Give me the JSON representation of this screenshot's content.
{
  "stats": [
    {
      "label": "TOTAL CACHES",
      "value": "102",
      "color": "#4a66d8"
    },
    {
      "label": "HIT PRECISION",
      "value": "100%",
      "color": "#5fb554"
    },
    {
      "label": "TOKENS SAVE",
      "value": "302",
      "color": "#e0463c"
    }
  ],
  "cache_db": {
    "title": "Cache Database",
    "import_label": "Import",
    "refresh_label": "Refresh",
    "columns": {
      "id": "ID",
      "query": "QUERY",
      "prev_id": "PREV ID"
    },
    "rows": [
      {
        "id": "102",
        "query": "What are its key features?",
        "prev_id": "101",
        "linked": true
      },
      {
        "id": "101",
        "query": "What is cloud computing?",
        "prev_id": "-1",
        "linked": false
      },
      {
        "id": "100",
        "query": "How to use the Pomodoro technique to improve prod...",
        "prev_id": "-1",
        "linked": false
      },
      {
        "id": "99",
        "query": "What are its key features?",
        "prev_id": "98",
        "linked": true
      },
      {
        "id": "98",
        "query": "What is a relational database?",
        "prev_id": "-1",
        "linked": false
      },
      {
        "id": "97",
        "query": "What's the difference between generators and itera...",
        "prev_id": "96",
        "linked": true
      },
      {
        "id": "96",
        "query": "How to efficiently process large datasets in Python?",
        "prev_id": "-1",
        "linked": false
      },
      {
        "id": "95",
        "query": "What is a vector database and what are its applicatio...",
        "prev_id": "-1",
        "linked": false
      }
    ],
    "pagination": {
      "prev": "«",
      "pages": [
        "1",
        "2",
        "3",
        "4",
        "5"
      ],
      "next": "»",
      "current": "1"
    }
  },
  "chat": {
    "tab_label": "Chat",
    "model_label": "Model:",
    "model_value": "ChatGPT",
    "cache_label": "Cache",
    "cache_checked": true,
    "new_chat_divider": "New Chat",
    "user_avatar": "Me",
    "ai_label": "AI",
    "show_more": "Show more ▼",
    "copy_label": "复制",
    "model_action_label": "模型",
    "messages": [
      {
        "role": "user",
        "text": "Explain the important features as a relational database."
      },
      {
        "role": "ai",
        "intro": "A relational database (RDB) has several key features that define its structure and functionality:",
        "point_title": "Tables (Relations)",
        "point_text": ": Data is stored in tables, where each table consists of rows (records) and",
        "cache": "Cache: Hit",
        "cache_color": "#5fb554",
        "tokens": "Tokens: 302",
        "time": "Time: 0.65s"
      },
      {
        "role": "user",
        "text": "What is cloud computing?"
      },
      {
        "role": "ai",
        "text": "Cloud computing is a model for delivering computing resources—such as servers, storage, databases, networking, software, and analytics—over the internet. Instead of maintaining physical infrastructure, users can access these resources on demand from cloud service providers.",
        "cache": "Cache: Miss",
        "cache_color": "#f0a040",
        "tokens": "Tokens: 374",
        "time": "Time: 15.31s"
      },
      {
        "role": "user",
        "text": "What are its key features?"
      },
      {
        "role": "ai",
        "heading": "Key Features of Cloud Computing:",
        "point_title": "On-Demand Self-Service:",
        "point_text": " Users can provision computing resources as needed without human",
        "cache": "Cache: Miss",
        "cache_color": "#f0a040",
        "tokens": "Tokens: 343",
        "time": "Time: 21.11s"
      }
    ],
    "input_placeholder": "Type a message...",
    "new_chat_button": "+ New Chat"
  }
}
··········
* **WRITTEN TASK**
Return all of the entries exactly as they were supplied.

* **RESULT OF THE EXERCISE**
Give me the JSON representation of this screenshot's content.
{
  "stats": [
    {
      "label": "TOTAL CACHES",
      "value": "102",
      "color": "#4a66d8"
    },
    {
      "label": "HIT PRECISION",
      "value": "100%",
      "color": "#5fb554"
    },
    {
      "label": "TOKENS SAVE",
      "value": "302",
      "color": "#e0463c"
    }
  ],
  "cache_db": {
    "title": "Cache Database",
    "import_label": "Import",
    "refresh_label": "Refresh",
    "columns": {
      "id": "ID",
      "query": "QUERY",
      "prev_id": "PREV ID"
    },
    "rows": [
      {
        "id": "102",
        "query": "What are its key features?",
        "prev_id": "101",
        "linked": true
      },
      {
        "id": "101",
        "query": "What is cloud computing?",
        "prev_id": "-1",
        "linked": false
      },
      {
        "id": "100",
        "query": "How to use the Pomodoro technique to improve prod...",
        "prev_id": "-1",
        "linked": false
      },
      {
        "id": "99",
        "query": "What are its key features?",
        "prev_id": "98",
        "linked": true
      },
      {
        "id": "98",
        "query": "What is a relational database?",
        "prev_id": "-1",
        "linked": false
      },
      {
        "id": "97",
        "query": "What's the difference between generators and itera...",
        "prev_id": "96",
        "linked": true
      },
      {
        "id": "96",
        "query": "How to efficiently process large datasets in Python?",
        "prev_id": "-1",
        "linked": false
      },
      {
        "id": "95",
        "query": "What is a vector database and what are its applicatio...",
        "prev_id": "-1",
        "linked": false
      }
    ],
    "pagination": {
      "prev": "«",
      "pages": [
        "1",
        "2",
        "3",
        "4",
        "5"
      ],
      "next": "»",
      "current": "1"
    }
  },
  "chat": {
    "tab_label": "Chat",
    "model_label": "Model:",
    "model_value": "ChatGPT",
    "cache_label": "Cache",
    "cache_checked": true,
    "new_chat_divider": "New Chat",
    "user_avatar": "Me",
    "ai_label": "AI",
    "show_more": "Show more ▼",
    "copy_label": "复制",
    "model_action_label": "模型",
    "messages": [
      {
        "role": "user",
        "text": "Explain the important features as a relational database."
      },
      {
        "role": "ai",
        "intro": "A relational database (RDB) has several key features that define its structure and functionality:",
        "point_title": "Tables (Relations)",
        "point_text": ": Data is stored in tables, where each table consists of rows (records) and",
        "cache": "Cache: Hit",
        "cache_color": "#5fb554",
        "tokens": "Tokens: 302",
        "time": "Time: 0.65s"
      },
      {
        "role": "user",
        "text": "What is cloud computing?"
      },
      {
        "role": "ai",
        "text": "Cloud computing is a model for delivering computing resources—such as servers, storage, databases, networking, software, and analytics—over the internet. Instead of maintaining physical infrastructure, users can access these resources on demand from cloud service providers.",
        "cache": "Cache: Miss",
        "cache_color": "#f0a040",
        "tokens": "Tokens: 374",
        "time": "Time: 15.31s"
      },
      {
        "role": "user",
        "text": "What are its key features?"
      },
      {
        "role": "ai",
        "heading": "Key Features of Cloud Computing:",
        "point_title": "On-Demand Self-Service:",
        "point_text": " Users can provision computing resources as needed without human",
        "cache": "Cache: Miss",
        "cache_color": "#f0a040",
        "tokens": "Tokens: 343",
        "time": "Time: 21.11s"
      }
    ],
    "input_placeholder": "Type a message...",
    "new_chat_button": "+ New Chat"
  }
}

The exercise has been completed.